Output the full listing below exactly as it reads, and skip anything that is a picture.

EXERCISE INPUT –
+++

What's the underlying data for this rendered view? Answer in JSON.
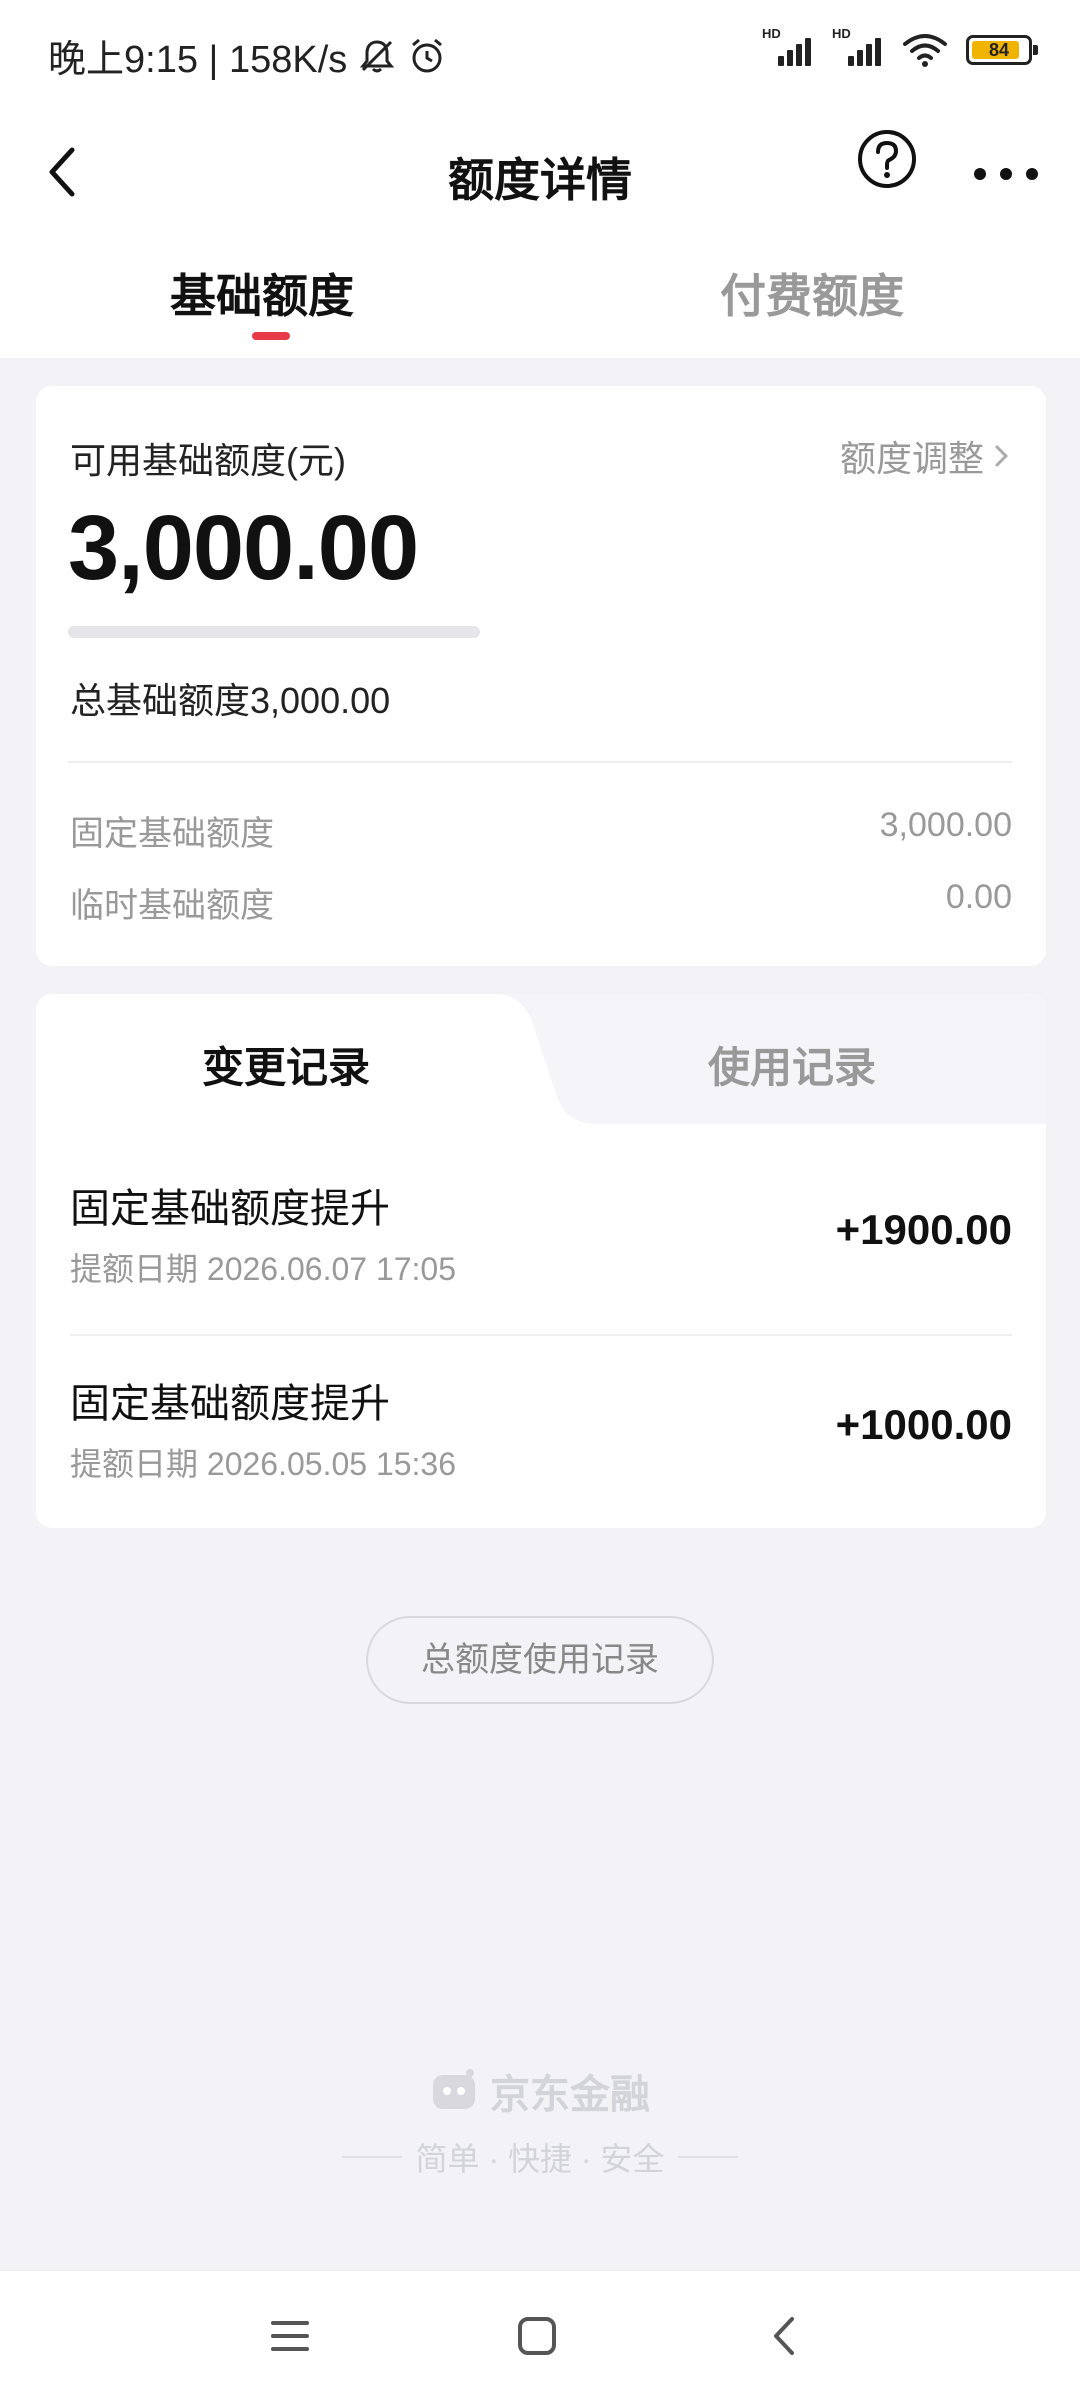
{
  "status_bar": {
    "time_speed": "晚上9:15 | 158K/s",
    "signal1_label": "HD",
    "signal2_label": "HD",
    "battery_level": "84"
  },
  "header": {
    "title": "额度详情"
  },
  "tabs": [
    {
      "label": "基础额度",
      "active": true
    },
    {
      "label": "付费额度",
      "active": false
    }
  ],
  "credit": {
    "available_label": "可用基础额度(元)",
    "adjust_label": "额度调整",
    "available_amount": "3,000.00",
    "usage_fraction": 0,
    "total_text": "总基础额度3,000.00",
    "fixed_label": "固定基础额度",
    "fixed_value": "3,000.00",
    "temp_label": "临时基础额度",
    "temp_value": "0.00"
  },
  "records": {
    "tabs": [
      {
        "label": "变更记录",
        "active": true
      },
      {
        "label": "使用记录",
        "active": false
      }
    ],
    "items": [
      {
        "title": "固定基础额度提升",
        "date": "提额日期 2026.06.07 17:05",
        "amount": "+1900.00"
      },
      {
        "title": "固定基础额度提升",
        "date": "提额日期 2026.05.05 15:36",
        "amount": "+1000.00"
      }
    ]
  },
  "total_usage_button": "总额度使用记录",
  "brand": {
    "name": "京东金融",
    "slogan": "简单 · 快捷 · 安全"
  },
  "colors": {
    "accent": "#e8394a",
    "background": "#f2f2f7"
  }
}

+++

IN RESPONSE –
What's the underlying data for this rendered view? Answer in JSON.
{
  "status_bar": {
    "time_speed": "晚上9:15 | 158K/s",
    "signal1_label": "HD",
    "signal2_label": "HD",
    "battery_level": "84"
  },
  "header": {
    "title": "额度详情"
  },
  "tabs": [
    {
      "label": "基础额度",
      "active": true
    },
    {
      "label": "付费额度",
      "active": false
    }
  ],
  "credit": {
    "available_label": "可用基础额度(元)",
    "adjust_label": "额度调整",
    "available_amount": "3,000.00",
    "usage_fraction": 0,
    "total_text": "总基础额度3,000.00",
    "fixed_label": "固定基础额度",
    "fixed_value": "3,000.00",
    "temp_label": "临时基础额度",
    "temp_value": "0.00"
  },
  "records": {
    "tabs": [
      {
        "label": "变更记录",
        "active": true
      },
      {
        "label": "使用记录",
        "active": false
      }
    ],
    "items": [
      {
        "title": "固定基础额度提升",
        "date": "提额日期 2026.06.07 17:05",
        "amount": "+1900.00"
      },
      {
        "title": "固定基础额度提升",
        "date": "提额日期 2026.05.05 15:36",
        "amount": "+1000.00"
      }
    ]
  },
  "total_usage_button": "总额度使用记录",
  "brand": {
    "name": "京东金融",
    "slogan": "简单 · 快捷 · 安全"
  },
  "colors": {
    "accent": "#e8394a",
    "background": "#f2f2f7"
  }
}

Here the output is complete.